+++ Records shown +++
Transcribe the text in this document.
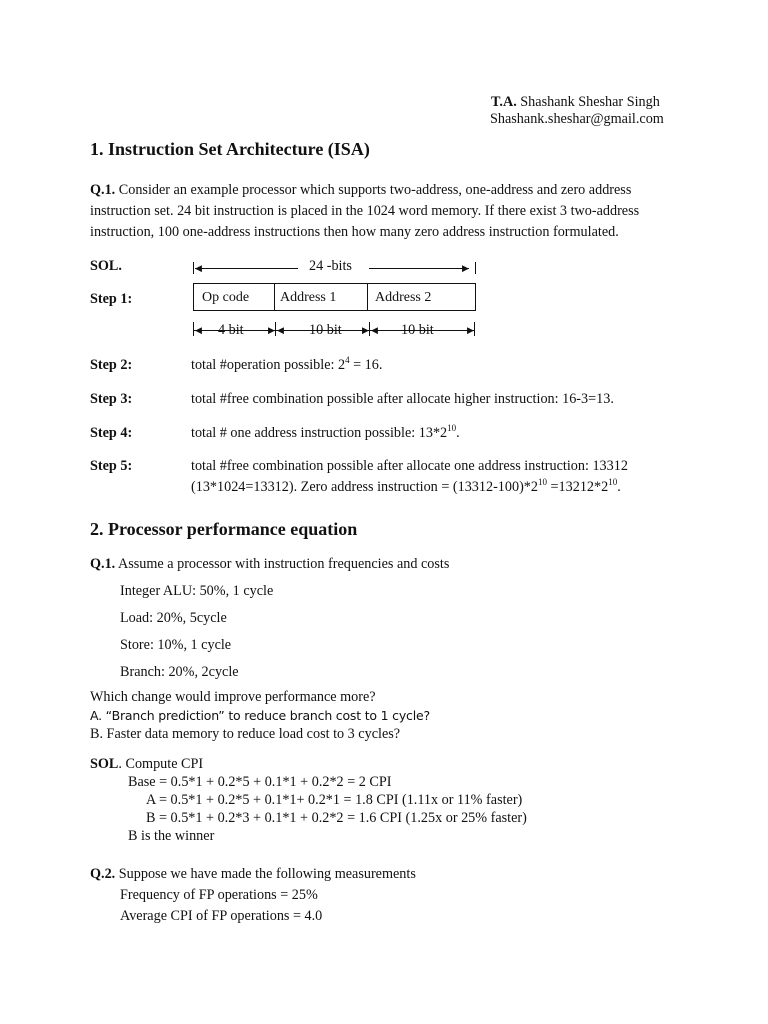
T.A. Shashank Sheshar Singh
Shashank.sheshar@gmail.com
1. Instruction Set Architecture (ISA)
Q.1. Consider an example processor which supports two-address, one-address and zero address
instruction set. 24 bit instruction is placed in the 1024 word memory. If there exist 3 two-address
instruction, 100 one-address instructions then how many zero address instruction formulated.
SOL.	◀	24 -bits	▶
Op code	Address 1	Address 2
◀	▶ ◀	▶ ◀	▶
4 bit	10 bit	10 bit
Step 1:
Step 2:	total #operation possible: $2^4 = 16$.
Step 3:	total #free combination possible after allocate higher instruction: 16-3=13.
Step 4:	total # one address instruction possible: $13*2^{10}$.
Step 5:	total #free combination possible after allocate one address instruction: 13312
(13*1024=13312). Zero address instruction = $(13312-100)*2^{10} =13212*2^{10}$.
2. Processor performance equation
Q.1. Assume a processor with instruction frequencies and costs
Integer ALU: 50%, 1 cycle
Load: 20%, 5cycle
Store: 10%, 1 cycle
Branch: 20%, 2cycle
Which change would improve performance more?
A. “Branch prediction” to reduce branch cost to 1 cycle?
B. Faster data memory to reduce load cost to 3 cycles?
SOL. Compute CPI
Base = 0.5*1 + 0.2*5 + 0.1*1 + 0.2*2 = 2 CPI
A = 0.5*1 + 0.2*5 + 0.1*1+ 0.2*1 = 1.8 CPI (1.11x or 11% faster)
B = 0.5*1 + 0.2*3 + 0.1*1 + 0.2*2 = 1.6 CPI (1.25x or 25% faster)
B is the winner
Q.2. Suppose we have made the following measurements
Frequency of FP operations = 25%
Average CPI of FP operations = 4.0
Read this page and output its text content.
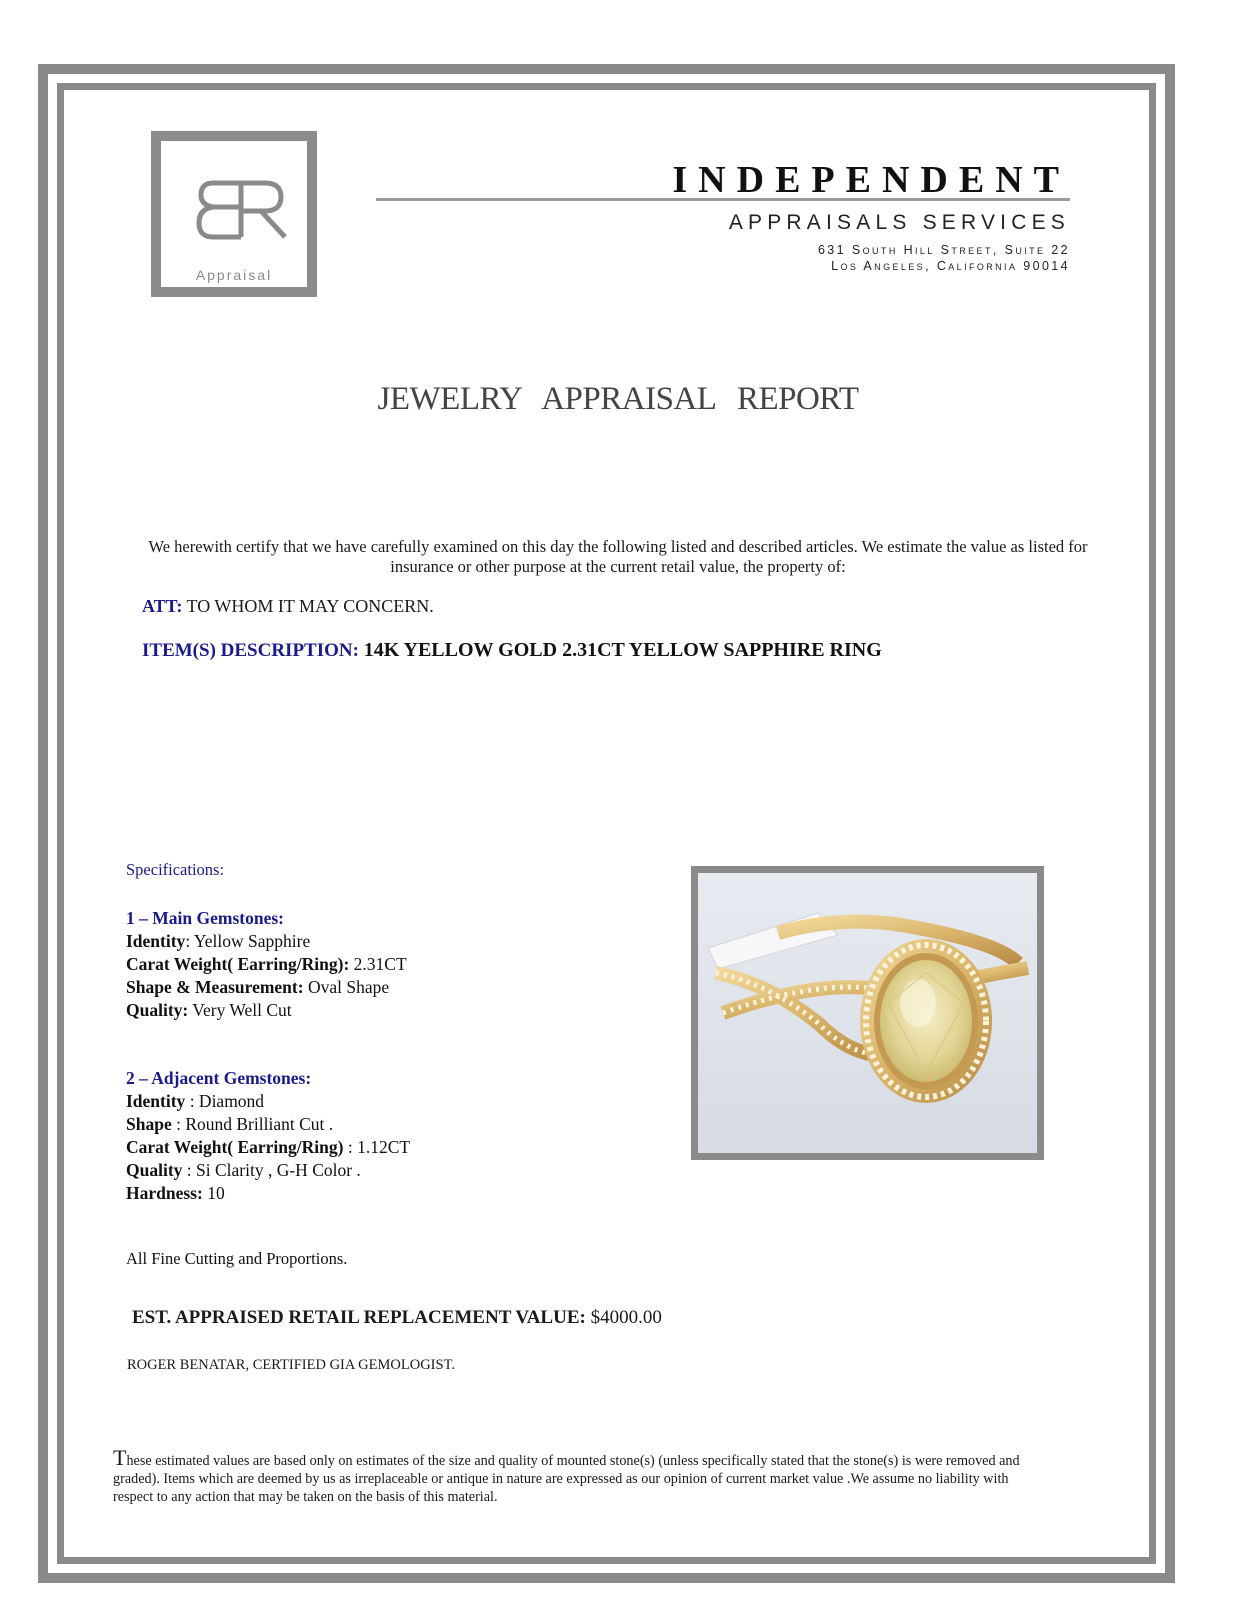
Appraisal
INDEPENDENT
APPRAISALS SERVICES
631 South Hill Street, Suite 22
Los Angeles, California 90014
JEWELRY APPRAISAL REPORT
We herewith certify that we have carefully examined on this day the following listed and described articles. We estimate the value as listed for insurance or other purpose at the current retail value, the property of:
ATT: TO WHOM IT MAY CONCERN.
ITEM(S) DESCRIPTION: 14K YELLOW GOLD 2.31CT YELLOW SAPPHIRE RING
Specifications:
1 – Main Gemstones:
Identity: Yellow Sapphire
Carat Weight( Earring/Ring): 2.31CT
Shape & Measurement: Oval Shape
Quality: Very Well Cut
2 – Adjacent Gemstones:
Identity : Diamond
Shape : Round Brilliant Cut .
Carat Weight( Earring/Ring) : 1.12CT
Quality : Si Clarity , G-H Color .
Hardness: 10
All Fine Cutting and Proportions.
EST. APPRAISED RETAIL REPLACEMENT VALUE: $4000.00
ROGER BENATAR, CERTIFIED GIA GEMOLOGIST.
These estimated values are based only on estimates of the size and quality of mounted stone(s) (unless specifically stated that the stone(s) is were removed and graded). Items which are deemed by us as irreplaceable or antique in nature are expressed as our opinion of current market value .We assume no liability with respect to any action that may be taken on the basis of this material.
+++
=== Task goal ===
Omitting all images, print the listing exactly.

=== Written reply ===
Transcribe the text in this document.
T.A. Shashank Sheshar Singh
Shashank.sheshar@gmail.com
1. Instruction Set Architecture (ISA)
Q.1. Consider an example processor which supports two-address, one-address and zero address
instruction set. 24 bit instruction is placed in the 1024 word memory. If there exist 3 two-address
instruction, 100 one-address instructions then how many zero address instruction formulated.
SOL.	◀	24 -bits	▶
Op code	Address 1	Address 2
◀	▶ ◀	▶ ◀	▶
4 bit	10 bit	10 bit
Step 1:
Step 2:	total #operation possible: $2^4 = 16$.
Step 3:	total #free combination possible after allocate higher instruction: 16-3=13.
Step 4:	total # one address instruction possible: $13*2^{10}$.
Step 5:	total #free combination possible after allocate one address instruction: 13312
(13*1024=13312). Zero address instruction = $(13312-100)*2^{10} =13212*2^{10}$.
2. Processor performance equation
Q.1. Assume a processor with instruction frequencies and costs
Integer ALU: 50%, 1 cycle
Load: 20%, 5cycle
Store: 10%, 1 cycle
Branch: 20%, 2cycle
Which change would improve performance more?
A. “Branch prediction” to reduce branch cost to 1 cycle?
B. Faster data memory to reduce load cost to 3 cycles?
SOL. Compute CPI
Base = 0.5*1 + 0.2*5 + 0.1*1 + 0.2*2 = 2 CPI
A = 0.5*1 + 0.2*5 + 0.1*1+ 0.2*1 = 1.8 CPI (1.11x or 11% faster)
B = 0.5*1 + 0.2*3 + 0.1*1 + 0.2*2 = 1.6 CPI (1.25x or 25% faster)
B is the winner
Q.2. Suppose we have made the following measurements
Frequency of FP operations = 25%
Average CPI of FP operations = 4.0
Read this page and output its text content.
Appraisal
INDEPENDENT
APPRAISALS SERVICES
631 South Hill Street, Suite 22
Los Angeles, California 90014
JEWELRY APPRAISAL REPORT
We herewith certify that we have carefully examined on this day the following listed and described articles. We estimate the value as listed for insurance or other purpose at the current retail value, the property of:
ATT: TO WHOM IT MAY CONCERN.
ITEM(S) DESCRIPTION: 14K YELLOW GOLD 2.31CT YELLOW SAPPHIRE RING
Specifications:
1 – Main Gemstones:
Identity: Yellow Sapphire
Carat Weight( Earring/Ring): 2.31CT
Shape & Measurement: Oval Shape
Quality: Very Well Cut
2 – Adjacent Gemstones:
Identity : Diamond
Shape : Round Brilliant Cut .
Carat Weight( Earring/Ring) : 1.12CT
Quality : Si Clarity , G-H Color .
Hardness: 10
All Fine Cutting and Proportions.
EST. APPRAISED RETAIL REPLACEMENT VALUE: $4000.00
ROGER BENATAR, CERTIFIED GIA GEMOLOGIST.
These estimated values are based only on estimates of the size and quality of mounted stone(s) (unless specifically stated that the stone(s) is were removed and graded). Items which are deemed by us as irreplaceable or antique in nature are expressed as our opinion of current market value .We assume no liability with respect to any action that may be taken on the basis of this material.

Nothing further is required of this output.